* [EXERCISE INSTRUCTIONS]: Your task is to locate every line holding the string "image" and to copy each of them.

Part of a data file
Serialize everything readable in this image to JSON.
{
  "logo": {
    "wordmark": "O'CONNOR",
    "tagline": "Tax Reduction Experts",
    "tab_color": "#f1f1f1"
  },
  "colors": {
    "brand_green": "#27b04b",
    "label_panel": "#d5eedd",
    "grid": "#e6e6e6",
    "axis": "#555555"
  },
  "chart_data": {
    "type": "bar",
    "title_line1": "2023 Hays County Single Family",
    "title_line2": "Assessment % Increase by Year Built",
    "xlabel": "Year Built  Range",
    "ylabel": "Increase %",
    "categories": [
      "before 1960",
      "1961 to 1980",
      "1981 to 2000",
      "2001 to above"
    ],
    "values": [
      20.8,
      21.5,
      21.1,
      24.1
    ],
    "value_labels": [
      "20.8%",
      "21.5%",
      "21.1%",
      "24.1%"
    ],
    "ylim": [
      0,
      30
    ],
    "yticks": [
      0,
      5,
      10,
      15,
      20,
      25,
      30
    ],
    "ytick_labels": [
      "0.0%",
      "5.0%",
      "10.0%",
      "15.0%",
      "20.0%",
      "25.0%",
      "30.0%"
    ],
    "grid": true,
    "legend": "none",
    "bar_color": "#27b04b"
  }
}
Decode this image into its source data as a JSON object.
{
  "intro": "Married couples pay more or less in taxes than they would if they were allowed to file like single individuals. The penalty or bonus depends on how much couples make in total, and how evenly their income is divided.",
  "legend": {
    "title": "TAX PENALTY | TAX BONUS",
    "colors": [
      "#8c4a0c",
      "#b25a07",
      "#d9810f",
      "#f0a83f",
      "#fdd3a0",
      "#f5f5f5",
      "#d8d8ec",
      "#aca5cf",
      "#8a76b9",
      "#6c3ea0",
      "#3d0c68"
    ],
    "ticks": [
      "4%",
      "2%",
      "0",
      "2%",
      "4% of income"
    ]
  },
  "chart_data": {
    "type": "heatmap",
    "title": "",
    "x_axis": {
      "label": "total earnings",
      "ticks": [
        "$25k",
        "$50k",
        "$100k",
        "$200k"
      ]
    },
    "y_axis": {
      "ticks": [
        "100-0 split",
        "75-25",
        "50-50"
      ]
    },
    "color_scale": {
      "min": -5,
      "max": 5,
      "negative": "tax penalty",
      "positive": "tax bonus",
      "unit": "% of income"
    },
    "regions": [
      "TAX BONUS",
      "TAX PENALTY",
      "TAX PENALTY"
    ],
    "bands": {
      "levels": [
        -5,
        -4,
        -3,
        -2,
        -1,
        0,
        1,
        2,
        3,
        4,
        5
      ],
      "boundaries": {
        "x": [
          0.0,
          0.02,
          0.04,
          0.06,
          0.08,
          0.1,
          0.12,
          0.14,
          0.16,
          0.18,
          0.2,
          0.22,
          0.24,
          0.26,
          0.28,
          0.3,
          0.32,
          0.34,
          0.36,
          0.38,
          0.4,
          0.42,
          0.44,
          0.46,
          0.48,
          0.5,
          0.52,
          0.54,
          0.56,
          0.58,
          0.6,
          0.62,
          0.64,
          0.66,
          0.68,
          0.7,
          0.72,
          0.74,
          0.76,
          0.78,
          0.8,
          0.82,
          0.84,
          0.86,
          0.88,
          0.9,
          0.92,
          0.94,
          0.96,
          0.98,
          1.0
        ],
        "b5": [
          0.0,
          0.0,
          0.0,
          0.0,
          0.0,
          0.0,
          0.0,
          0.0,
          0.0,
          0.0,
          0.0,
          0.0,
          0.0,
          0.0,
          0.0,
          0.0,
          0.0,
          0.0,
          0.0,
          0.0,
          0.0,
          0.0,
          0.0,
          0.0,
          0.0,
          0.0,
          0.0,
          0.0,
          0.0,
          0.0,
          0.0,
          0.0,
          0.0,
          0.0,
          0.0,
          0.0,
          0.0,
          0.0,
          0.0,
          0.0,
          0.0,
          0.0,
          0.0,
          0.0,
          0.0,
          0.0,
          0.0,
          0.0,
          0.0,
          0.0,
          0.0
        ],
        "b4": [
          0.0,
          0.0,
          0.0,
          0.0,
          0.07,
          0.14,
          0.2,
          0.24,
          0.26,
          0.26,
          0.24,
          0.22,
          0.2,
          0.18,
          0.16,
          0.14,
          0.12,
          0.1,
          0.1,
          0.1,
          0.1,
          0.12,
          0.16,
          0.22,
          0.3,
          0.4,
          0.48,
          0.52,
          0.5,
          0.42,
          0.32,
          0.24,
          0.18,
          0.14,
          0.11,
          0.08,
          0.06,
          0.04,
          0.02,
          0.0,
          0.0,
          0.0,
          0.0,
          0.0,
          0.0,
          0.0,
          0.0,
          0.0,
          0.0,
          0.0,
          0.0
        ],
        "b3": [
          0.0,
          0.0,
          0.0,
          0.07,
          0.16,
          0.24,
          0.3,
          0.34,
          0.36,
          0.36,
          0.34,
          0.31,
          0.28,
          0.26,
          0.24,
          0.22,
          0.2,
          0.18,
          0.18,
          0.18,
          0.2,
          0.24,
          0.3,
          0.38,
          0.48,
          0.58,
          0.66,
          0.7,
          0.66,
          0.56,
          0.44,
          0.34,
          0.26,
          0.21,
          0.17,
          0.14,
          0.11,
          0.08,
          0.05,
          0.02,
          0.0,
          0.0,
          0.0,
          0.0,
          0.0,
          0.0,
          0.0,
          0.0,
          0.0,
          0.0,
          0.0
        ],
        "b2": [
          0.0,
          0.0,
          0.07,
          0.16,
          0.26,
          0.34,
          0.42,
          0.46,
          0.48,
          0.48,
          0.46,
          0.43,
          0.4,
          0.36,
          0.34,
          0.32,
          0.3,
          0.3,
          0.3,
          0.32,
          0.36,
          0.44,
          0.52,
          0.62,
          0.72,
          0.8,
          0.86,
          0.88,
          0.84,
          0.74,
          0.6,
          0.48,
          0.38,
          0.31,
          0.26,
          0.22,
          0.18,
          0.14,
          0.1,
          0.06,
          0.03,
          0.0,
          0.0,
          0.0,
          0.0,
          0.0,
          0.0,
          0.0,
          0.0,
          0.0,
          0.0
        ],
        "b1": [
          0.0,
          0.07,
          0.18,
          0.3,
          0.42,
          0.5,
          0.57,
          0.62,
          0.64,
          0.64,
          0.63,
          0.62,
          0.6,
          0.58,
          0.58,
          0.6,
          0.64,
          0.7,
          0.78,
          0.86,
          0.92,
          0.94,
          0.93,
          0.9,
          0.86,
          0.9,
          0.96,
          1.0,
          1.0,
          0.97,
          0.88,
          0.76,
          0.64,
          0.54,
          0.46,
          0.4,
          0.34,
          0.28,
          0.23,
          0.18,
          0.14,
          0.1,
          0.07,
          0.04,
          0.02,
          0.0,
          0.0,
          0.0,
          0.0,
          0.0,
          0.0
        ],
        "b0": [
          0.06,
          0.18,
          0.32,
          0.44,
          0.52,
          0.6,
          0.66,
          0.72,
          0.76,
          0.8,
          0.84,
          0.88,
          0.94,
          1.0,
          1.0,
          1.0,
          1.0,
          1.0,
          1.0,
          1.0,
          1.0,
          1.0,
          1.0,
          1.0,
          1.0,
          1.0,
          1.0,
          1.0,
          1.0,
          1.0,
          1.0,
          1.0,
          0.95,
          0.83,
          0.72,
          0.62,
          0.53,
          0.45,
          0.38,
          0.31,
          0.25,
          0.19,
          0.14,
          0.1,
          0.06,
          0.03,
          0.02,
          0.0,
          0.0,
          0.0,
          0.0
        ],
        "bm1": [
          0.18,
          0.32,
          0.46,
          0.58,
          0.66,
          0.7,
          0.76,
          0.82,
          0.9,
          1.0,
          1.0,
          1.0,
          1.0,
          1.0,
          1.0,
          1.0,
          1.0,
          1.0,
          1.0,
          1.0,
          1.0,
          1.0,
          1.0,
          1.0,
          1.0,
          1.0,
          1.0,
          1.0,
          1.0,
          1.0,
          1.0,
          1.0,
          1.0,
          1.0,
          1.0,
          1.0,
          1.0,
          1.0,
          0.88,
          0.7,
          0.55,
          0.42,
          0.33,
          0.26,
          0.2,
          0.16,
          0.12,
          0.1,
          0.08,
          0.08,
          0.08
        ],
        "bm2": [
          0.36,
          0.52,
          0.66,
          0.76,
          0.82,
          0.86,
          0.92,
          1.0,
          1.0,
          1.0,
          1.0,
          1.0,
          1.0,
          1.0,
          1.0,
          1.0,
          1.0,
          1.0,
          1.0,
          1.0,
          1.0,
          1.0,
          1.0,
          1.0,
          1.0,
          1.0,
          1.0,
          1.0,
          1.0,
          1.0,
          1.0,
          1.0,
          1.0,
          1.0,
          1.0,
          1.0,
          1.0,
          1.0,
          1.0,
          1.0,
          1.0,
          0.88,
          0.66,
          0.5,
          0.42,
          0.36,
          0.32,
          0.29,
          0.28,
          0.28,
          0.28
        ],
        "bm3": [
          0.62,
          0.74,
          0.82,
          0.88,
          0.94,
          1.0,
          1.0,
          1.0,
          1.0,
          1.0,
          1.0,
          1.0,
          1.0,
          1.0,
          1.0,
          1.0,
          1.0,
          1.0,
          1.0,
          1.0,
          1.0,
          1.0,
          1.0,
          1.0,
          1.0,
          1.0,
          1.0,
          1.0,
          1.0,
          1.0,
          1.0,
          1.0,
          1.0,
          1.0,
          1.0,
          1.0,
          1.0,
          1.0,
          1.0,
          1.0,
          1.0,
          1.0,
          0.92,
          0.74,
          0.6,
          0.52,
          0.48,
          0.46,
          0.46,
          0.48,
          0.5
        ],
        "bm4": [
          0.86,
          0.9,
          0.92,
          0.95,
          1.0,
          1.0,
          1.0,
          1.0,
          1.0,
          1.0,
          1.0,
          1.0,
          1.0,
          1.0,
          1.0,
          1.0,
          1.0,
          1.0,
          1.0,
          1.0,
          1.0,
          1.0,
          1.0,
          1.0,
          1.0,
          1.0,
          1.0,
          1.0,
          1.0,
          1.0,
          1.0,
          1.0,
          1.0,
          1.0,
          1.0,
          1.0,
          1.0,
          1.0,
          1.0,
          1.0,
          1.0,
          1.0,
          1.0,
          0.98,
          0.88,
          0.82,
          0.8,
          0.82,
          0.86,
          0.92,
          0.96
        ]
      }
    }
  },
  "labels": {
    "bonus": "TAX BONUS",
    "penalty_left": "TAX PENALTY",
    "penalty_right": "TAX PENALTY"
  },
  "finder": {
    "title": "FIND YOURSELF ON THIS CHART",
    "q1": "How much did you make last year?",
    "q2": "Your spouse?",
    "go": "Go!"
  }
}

* [COMPLETE RESPONSE]:
Serialize everything readable in this image to JSON.
Decode this image into its source data as a JSON object.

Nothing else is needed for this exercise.